- GOAL
Would you quote the material below in full and unchanged?

Data extracted from a collection

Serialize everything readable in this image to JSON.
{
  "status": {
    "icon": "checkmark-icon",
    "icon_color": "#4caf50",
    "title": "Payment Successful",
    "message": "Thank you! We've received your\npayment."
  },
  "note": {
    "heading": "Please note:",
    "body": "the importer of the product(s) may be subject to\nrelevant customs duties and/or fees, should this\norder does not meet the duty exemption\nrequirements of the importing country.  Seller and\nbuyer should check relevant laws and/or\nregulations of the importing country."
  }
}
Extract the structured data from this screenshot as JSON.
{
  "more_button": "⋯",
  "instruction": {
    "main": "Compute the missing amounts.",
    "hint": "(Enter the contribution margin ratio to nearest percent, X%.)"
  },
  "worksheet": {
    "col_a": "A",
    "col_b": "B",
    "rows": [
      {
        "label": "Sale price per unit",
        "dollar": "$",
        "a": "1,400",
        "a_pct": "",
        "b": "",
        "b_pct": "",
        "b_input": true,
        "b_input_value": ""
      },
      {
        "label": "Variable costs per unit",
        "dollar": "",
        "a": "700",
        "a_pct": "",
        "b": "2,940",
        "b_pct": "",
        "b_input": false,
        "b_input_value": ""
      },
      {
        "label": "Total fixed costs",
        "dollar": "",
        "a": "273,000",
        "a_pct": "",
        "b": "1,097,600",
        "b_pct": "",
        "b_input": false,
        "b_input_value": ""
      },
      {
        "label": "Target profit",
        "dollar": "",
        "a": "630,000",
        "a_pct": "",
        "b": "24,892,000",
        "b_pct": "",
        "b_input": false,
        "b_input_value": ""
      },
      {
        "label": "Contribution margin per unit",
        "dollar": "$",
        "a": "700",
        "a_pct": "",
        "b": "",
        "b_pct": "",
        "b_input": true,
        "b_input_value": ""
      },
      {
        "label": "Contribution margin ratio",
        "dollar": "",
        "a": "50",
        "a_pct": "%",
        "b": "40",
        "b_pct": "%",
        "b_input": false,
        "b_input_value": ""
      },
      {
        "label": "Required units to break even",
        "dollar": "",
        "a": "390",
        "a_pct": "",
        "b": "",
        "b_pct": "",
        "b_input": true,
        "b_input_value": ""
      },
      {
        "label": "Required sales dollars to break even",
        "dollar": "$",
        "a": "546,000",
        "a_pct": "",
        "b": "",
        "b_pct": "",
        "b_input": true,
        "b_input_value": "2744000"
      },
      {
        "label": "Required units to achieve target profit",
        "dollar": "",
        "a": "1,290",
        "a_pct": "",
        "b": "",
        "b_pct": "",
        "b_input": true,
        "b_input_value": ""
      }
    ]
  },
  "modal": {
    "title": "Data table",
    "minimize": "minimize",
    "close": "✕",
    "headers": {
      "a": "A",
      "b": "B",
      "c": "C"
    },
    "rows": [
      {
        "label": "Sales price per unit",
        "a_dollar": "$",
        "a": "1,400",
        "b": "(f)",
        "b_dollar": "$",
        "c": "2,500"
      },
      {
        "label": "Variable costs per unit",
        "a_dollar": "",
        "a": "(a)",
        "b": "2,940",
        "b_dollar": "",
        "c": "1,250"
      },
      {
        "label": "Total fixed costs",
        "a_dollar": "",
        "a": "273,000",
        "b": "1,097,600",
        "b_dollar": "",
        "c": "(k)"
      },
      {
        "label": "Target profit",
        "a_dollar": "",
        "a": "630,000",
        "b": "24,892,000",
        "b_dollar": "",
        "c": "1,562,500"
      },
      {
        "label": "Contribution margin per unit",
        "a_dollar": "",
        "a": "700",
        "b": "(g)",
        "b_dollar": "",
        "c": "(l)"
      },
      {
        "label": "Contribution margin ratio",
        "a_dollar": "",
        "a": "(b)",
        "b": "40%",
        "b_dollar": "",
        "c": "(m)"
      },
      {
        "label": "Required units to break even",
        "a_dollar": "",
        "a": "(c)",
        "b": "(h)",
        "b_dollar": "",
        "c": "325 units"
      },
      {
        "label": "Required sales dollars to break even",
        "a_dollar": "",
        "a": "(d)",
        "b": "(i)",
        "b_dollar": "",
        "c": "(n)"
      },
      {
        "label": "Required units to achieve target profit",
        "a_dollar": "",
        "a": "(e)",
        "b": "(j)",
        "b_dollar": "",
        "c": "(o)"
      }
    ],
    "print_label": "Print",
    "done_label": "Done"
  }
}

- EXERCISE RESULT
Serialize everything readable in this image to JSON.
{
  "status": {
    "icon": "checkmark-icon",
    "icon_color": "#4caf50",
    "title": "Payment Successful",
    "message": "Thank you! We've received your\npayment."
  },
  "note": {
    "heading": "Please note:",
    "body": "the importer of the product(s) may be subject to\nrelevant customs duties and/or fees, should this\norder does not meet the duty exemption\nrequirements of the importing country.  Seller and\nbuyer should check relevant laws and/or\nregulations of the importing country."
  }
}
Extract the structured data from this screenshot as JSON.
{
  "more_button": "⋯",
  "instruction": {
    "main": "Compute the missing amounts.",
    "hint": "(Enter the contribution margin ratio to nearest percent, X%.)"
  },
  "worksheet": {
    "col_a": "A",
    "col_b": "B",
    "rows": [
      {
        "label": "Sale price per unit",
        "dollar": "$",
        "a": "1,400",
        "a_pct": "",
        "b": "",
        "b_pct": "",
        "b_input": true,
        "b_input_value": ""
      },
      {
        "label": "Variable costs per unit",
        "dollar": "",
        "a": "700",
        "a_pct": "",
        "b": "2,940",
        "b_pct": "",
        "b_input": false,
        "b_input_value": ""
      },
      {
        "label": "Total fixed costs",
        "dollar": "",
        "a": "273,000",
        "a_pct": "",
        "b": "1,097,600",
        "b_pct": "",
        "b_input": false,
        "b_input_value": ""
      },
      {
        "label": "Target profit",
        "dollar": "",
        "a": "630,000",
        "a_pct": "",
        "b": "24,892,000",
        "b_pct": "",
        "b_input": false,
        "b_input_value": ""
      },
      {
        "label": "Contribution margin per unit",
        "dollar": "$",
        "a": "700",
        "a_pct": "",
        "b": "",
        "b_pct": "",
        "b_input": true,
        "b_input_value": ""
      },
      {
        "label": "Contribution margin ratio",
        "dollar": "",
        "a": "50",
        "a_pct": "%",
        "b": "40",
        "b_pct": "%",
        "b_input": false,
        "b_input_value": ""
      },
      {
        "label": "Required units to break even",
        "dollar": "",
        "a": "390",
        "a_pct": "",
        "b": "",
        "b_pct": "",
        "b_input": true,
        "b_input_value": ""
      },
      {
        "label": "Required sales dollars to break even",
        "dollar": "$",
        "a": "546,000",
        "a_pct": "",
        "b": "",
        "b_pct": "",
        "b_input": true,
        "b_input_value": "2744000"
      },
      {
        "label": "Required units to achieve target profit",
        "dollar": "",
        "a": "1,290",
        "a_pct": "",
        "b": "",
        "b_pct": "",
        "b_input": true,
        "b_input_value": ""
      }
    ]
  },
  "modal": {
    "title": "Data table",
    "minimize": "minimize",
    "close": "✕",
    "headers": {
      "a": "A",
      "b": "B",
      "c": "C"
    },
    "rows": [
      {
        "label": "Sales price per unit",
        "a_dollar": "$",
        "a": "1,400",
        "b": "(f)",
        "b_dollar": "$",
        "c": "2,500"
      },
      {
        "label": "Variable costs per unit",
        "a_dollar": "",
        "a": "(a)",
        "b": "2,940",
        "b_dollar": "",
        "c": "1,250"
      },
      {
        "label": "Total fixed costs",
        "a_dollar": "",
        "a": "273,000",
        "b": "1,097,600",
        "b_dollar": "",
        "c": "(k)"
      },
      {
        "label": "Target profit",
        "a_dollar": "",
        "a": "630,000",
        "b": "24,892,000",
        "b_dollar": "",
        "c": "1,562,500"
      },
      {
        "label": "Contribution margin per unit",
        "a_dollar": "",
        "a": "700",
        "b": "(g)",
        "b_dollar": "",
        "c": "(l)"
      },
      {
        "label": "Contribution margin ratio",
        "a_dollar": "",
        "a": "(b)",
        "b": "40%",
        "b_dollar": "",
        "c": "(m)"
      },
      {
        "label": "Required units to break even",
        "a_dollar": "",
        "a": "(c)",
        "b": "(h)",
        "b_dollar": "",
        "c": "325 units"
      },
      {
        "label": "Required sales dollars to break even",
        "a_dollar": "",
        "a": "(d)",
        "b": "(i)",
        "b_dollar": "",
        "c": "(n)"
      },
      {
        "label": "Required units to achieve target profit",
        "a_dollar": "",
        "a": "(e)",
        "b": "(j)",
        "b_dollar": "",
        "c": "(o)"
      }
    ],
    "print_label": "Print",
    "done_label": "Done"
  }
}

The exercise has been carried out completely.